Pick out each line of the records that includes the string "label", and copy it.

**RECORD EXTRACTS**.
..........
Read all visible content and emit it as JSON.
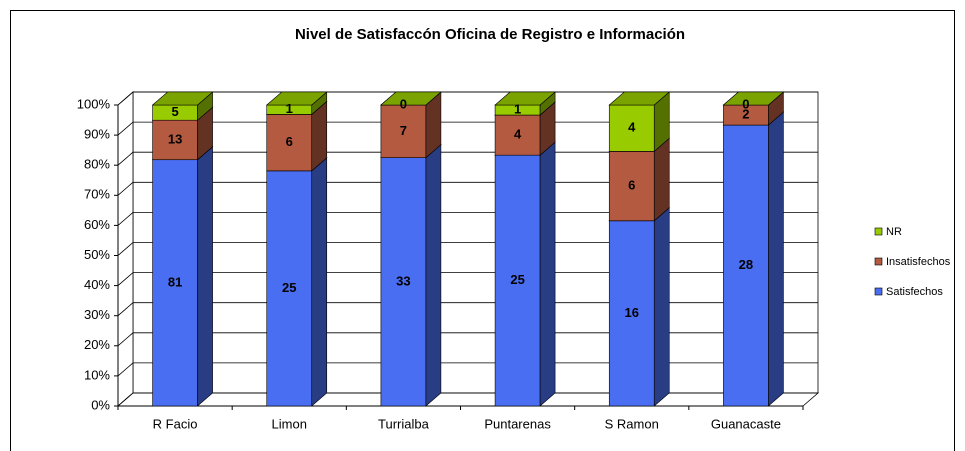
{
  "chart_data": {
    "type": "bar3d_percent_stacked",
    "title": "Nivel de Satisfaccón Oficina de Registro e Información",
    "categories": [
      "R Facio",
      "Limon",
      "Turrialba",
      "Puntarenas",
      "S Ramon",
      "Guanacaste"
    ],
    "series": [
      {
        "name": "Satisfechos",
        "color": "#4a6ef2",
        "values": [
          81,
          25,
          33,
          25,
          16,
          28
        ]
      },
      {
        "name": "Insatisfechos",
        "color": "#b45a40",
        "values": [
          13,
          6,
          7,
          4,
          6,
          2
        ]
      },
      {
        "name": "NR",
        "color": "#99cc00",
        "values": [
          5,
          1,
          0,
          1,
          4,
          0
        ]
      }
    ],
    "percent_stacked": true,
    "ylim": [
      0,
      100
    ],
    "yticks": [
      {
        "value": 0,
        "label": "0%"
      },
      {
        "value": 10,
        "label": "10%"
      },
      {
        "value": 20,
        "label": "20%"
      },
      {
        "value": 30,
        "label": "30%"
      },
      {
        "value": 40,
        "label": "40%"
      },
      {
        "value": 50,
        "label": "50%"
      },
      {
        "value": 60,
        "label": "60%"
      },
      {
        "value": 70,
        "label": "70%"
      },
      {
        "value": 80,
        "label": "80%"
      },
      {
        "value": 90,
        "label": "90%"
      },
      {
        "value": 100,
        "label": "100%"
      }
    ],
    "grid": true,
    "legend": "right"
  }
}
..........
**OUTPUT OF THE TASK**.
        "label": "0%"
        "label": "10%"
        "label": "20%"
        "label": "30%"
        "label": "40%"
        "label": "50%"
        "label": "60%"
        "label": "70%"
        "label": "80%"
        "label": "90%"
        "label": "100%"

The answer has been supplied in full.